◆ Task goal
Return the listing below unchanged, minus its pictures.

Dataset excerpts
• • • • • • •

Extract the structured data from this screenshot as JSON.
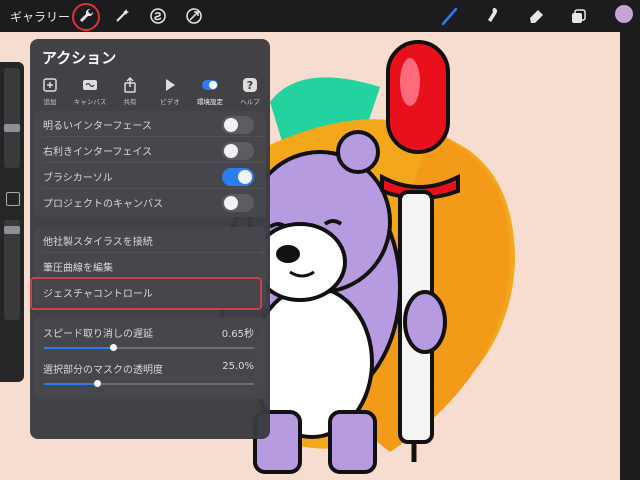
{
  "toolbar": {
    "gallery_label": "ギャラリー",
    "left_icons": [
      "wrench-icon",
      "magic-wand-icon",
      "selection-icon",
      "transform-arrow-icon"
    ],
    "right_icons": [
      "brush-icon",
      "smudge-icon",
      "eraser-icon",
      "layers-icon"
    ],
    "color_swatch": "#c7a3d7"
  },
  "panel": {
    "title": "アクション",
    "tabs": [
      {
        "label": "追加",
        "icon": "add-icon"
      },
      {
        "label": "キャンバス",
        "icon": "canvas-icon"
      },
      {
        "label": "共有",
        "icon": "share-icon"
      },
      {
        "label": "ビデオ",
        "icon": "play-icon"
      },
      {
        "label": "環境設定",
        "icon": "toggle-icon"
      },
      {
        "label": "ヘルプ",
        "icon": "help-icon"
      }
    ],
    "active_tab": "環境設定",
    "toggles": [
      {
        "label": "明るいインターフェース",
        "on": false
      },
      {
        "label": "右利きインターフェイス",
        "on": false
      },
      {
        "label": "ブラシカーソル",
        "on": true
      },
      {
        "label": "プロジェクトのキャンバス",
        "on": false
      }
    ],
    "links": [
      {
        "label": "他社製スタイラスを接続"
      },
      {
        "label": "筆圧曲線を編集"
      },
      {
        "label": "ジェスチャコントロール"
      }
    ],
    "sliders": [
      {
        "label": "スピード取り消しの遅延",
        "value": "0.65秒",
        "fraction": 0.33
      },
      {
        "label": "選択部分のマスクの透明度",
        "value": "25.0%",
        "fraction": 0.25
      }
    ]
  },
  "colors": {
    "accent": "#2a7cf2",
    "annotation": "#e0303a"
  }
}
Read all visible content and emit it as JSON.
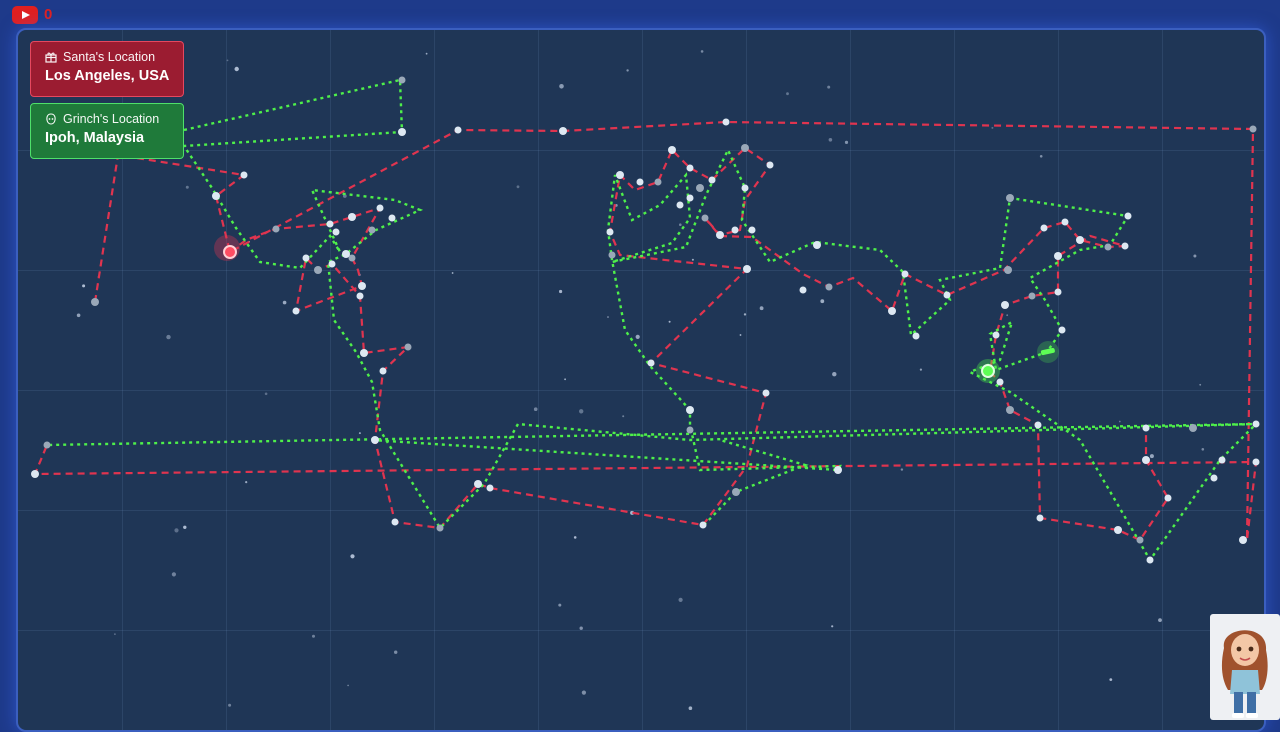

• • • • • • •

◆ Result below
Extract the structured data from this screenshot as JSON.
{
  "toolbar": {
    "gallery_label": "ギャラリー",
    "left_icons": [
      "wrench-icon",
      "magic-wand-icon",
      "selection-icon",
      "transform-arrow-icon"
    ],
    "right_icons": [
      "brush-icon",
      "smudge-icon",
      "eraser-icon",
      "layers-icon"
    ],
    "color_swatch": "#c7a3d7"
  },
  "panel": {
    "title": "アクション",
    "tabs": [
      {
        "label": "追加",
        "icon": "add-icon"
      },
      {
        "label": "キャンバス",
        "icon": "canvas-icon"
      },
      {
        "label": "共有",
        "icon": "share-icon"
      },
      {
        "label": "ビデオ",
        "icon": "play-icon"
      },
      {
        "label": "環境設定",
        "icon": "toggle-icon"
      },
      {
        "label": "ヘルプ",
        "icon": "help-icon"
      }
    ],
    "active_tab": "環境設定",
    "toggles": [
      {
        "label": "明るいインターフェース",
        "on": false
      },
      {
        "label": "右利きインターフェイス",
        "on": false
      },
      {
        "label": "ブラシカーソル",
        "on": true
      },
      {
        "label": "プロジェクトのキャンバス",
        "on": false
      }
    ],
    "links": [
      {
        "label": "他社製スタイラスを接続"
      },
      {
        "label": "筆圧曲線を編集"
      },
      {
        "label": "ジェスチャコントロール"
      }
    ],
    "sliders": [
      {
        "label": "スピード取り消しの遅延",
        "value": "0.65秒",
        "fraction": 0.33
      },
      {
        "label": "選択部分のマスクの透明度",
        "value": "25.0%",
        "fraction": 0.25
      }
    ]
  },
  "colors": {
    "accent": "#2a7cf2",
    "annotation": "#e0303a"
  }
}
Read all visible content and emit it as JSON.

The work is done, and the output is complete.